Written exercise:
Reproduce each line exactly. Skip none.

####################

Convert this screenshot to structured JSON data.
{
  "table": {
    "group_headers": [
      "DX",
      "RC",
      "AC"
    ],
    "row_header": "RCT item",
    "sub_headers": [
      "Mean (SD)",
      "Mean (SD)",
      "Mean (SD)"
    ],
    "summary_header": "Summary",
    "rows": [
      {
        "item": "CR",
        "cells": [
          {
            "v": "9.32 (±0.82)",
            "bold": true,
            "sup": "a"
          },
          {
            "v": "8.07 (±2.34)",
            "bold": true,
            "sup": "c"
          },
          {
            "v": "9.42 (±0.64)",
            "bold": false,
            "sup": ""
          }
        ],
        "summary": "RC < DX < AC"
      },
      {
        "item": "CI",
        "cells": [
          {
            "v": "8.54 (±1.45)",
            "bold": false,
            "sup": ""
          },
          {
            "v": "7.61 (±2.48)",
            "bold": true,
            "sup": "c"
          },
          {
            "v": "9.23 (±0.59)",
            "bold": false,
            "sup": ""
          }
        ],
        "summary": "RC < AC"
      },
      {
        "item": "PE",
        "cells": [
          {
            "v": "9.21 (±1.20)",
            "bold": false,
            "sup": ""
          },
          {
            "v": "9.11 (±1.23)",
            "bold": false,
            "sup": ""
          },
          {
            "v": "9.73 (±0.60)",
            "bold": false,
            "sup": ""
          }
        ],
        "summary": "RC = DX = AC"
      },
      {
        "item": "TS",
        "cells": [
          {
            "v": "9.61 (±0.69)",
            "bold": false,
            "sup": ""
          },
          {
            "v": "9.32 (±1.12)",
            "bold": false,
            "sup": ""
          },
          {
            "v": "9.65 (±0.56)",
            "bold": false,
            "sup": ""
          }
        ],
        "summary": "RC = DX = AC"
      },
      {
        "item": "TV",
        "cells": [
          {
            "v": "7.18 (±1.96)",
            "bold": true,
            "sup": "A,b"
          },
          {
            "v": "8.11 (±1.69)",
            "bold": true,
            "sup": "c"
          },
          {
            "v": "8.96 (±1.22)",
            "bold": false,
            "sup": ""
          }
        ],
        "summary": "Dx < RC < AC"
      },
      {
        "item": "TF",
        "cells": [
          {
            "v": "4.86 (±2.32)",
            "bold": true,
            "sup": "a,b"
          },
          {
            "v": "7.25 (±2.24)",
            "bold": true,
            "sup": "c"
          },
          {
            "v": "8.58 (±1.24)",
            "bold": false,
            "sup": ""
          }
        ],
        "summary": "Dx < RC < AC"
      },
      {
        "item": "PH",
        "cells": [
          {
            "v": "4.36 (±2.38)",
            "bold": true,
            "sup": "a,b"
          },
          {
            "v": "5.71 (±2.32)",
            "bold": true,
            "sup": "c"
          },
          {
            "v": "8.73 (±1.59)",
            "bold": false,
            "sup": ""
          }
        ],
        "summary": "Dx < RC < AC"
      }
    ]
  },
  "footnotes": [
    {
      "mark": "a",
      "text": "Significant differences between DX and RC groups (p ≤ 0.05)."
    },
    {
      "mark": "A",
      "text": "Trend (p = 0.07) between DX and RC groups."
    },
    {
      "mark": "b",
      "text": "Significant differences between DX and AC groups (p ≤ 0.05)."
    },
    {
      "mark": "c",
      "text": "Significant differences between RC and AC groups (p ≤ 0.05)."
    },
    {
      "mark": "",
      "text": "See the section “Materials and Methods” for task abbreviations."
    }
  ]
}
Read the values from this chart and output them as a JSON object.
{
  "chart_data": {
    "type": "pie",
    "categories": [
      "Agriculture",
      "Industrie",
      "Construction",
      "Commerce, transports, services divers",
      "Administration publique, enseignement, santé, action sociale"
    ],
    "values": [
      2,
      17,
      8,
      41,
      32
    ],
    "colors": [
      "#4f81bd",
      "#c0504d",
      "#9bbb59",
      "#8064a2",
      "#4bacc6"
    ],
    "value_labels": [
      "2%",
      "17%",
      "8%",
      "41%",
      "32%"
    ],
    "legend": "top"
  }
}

####################

Correct response:
Convert this screenshot to structured JSON data.
{
  "table": {
    "group_headers": [
      "DX",
      "RC",
      "AC"
    ],
    "row_header": "RCT item",
    "sub_headers": [
      "Mean (SD)",
      "Mean (SD)",
      "Mean (SD)"
    ],
    "summary_header": "Summary",
    "rows": [
      {
        "item": "CR",
        "cells": [
          {
            "v": "9.32 (±0.82)",
            "bold": true,
            "sup": "a"
          },
          {
            "v": "8.07 (±2.34)",
            "bold": true,
            "sup": "c"
          },
          {
            "v": "9.42 (±0.64)",
            "bold": false,
            "sup": ""
          }
        ],
        "summary": "RC < DX < AC"
      },
      {
        "item": "CI",
        "cells": [
          {
            "v": "8.54 (±1.45)",
            "bold": false,
            "sup": ""
          },
          {
            "v": "7.61 (±2.48)",
            "bold": true,
            "sup": "c"
          },
          {
            "v": "9.23 (±0.59)",
            "bold": false,
            "sup": ""
          }
        ],
        "summary": "RC < AC"
      },
      {
        "item": "PE",
        "cells": [
          {
            "v": "9.21 (±1.20)",
            "bold": false,
            "sup": ""
          },
          {
            "v": "9.11 (±1.23)",
            "bold": false,
            "sup": ""
          },
          {
            "v": "9.73 (±0.60)",
            "bold": false,
            "sup": ""
          }
        ],
        "summary": "RC = DX = AC"
      },
      {
        "item": "TS",
        "cells": [
          {
            "v": "9.61 (±0.69)",
            "bold": false,
            "sup": ""
          },
          {
            "v": "9.32 (±1.12)",
            "bold": false,
            "sup": ""
          },
          {
            "v": "9.65 (±0.56)",
            "bold": false,
            "sup": ""
          }
        ],
        "summary": "RC = DX = AC"
      },
      {
        "item": "TV",
        "cells": [
          {
            "v": "7.18 (±1.96)",
            "bold": true,
            "sup": "A,b"
          },
          {
            "v": "8.11 (±1.69)",
            "bold": true,
            "sup": "c"
          },
          {
            "v": "8.96 (±1.22)",
            "bold": false,
            "sup": ""
          }
        ],
        "summary": "Dx < RC < AC"
      },
      {
        "item": "TF",
        "cells": [
          {
            "v": "4.86 (±2.32)",
            "bold": true,
            "sup": "a,b"
          },
          {
            "v": "7.25 (±2.24)",
            "bold": true,
            "sup": "c"
          },
          {
            "v": "8.58 (±1.24)",
            "bold": false,
            "sup": ""
          }
        ],
        "summary": "Dx < RC < AC"
      },
      {
        "item": "PH",
        "cells": [
          {
            "v": "4.36 (±2.38)",
            "bold": true,
            "sup": "a,b"
          },
          {
            "v": "5.71 (±2.32)",
            "bold": true,
            "sup": "c"
          },
          {
            "v": "8.73 (±1.59)",
            "bold": false,
            "sup": ""
          }
        ],
        "summary": "Dx < RC < AC"
      }
    ]
  },
  "footnotes": [
    {
      "mark": "a",
      "text": "Significant differences between DX and RC groups (p ≤ 0.05)."
    },
    {
      "mark": "A",
      "text": "Trend (p = 0.07) between DX and RC groups."
    },
    {
      "mark": "b",
      "text": "Significant differences between DX and AC groups (p ≤ 0.05)."
    },
    {
      "mark": "c",
      "text": "Significant differences between RC and AC groups (p ≤ 0.05)."
    },
    {
      "mark": "",
      "text": "See the section “Materials and Methods” for task abbreviations."
    }
  ]
}
Read the values from this chart and output them as a JSON object.
{
  "chart_data": {
    "type": "pie",
    "categories": [
      "Agriculture",
      "Industrie",
      "Construction",
      "Commerce, transports, services divers",
      "Administration publique, enseignement, santé, action sociale"
    ],
    "values": [
      2,
      17,
      8,
      41,
      32
    ],
    "colors": [
      "#4f81bd",
      "#c0504d",
      "#9bbb59",
      "#8064a2",
      "#4bacc6"
    ],
    "value_labels": [
      "2%",
      "17%",
      "8%",
      "41%",
      "32%"
    ],
    "legend": "top"
  }
}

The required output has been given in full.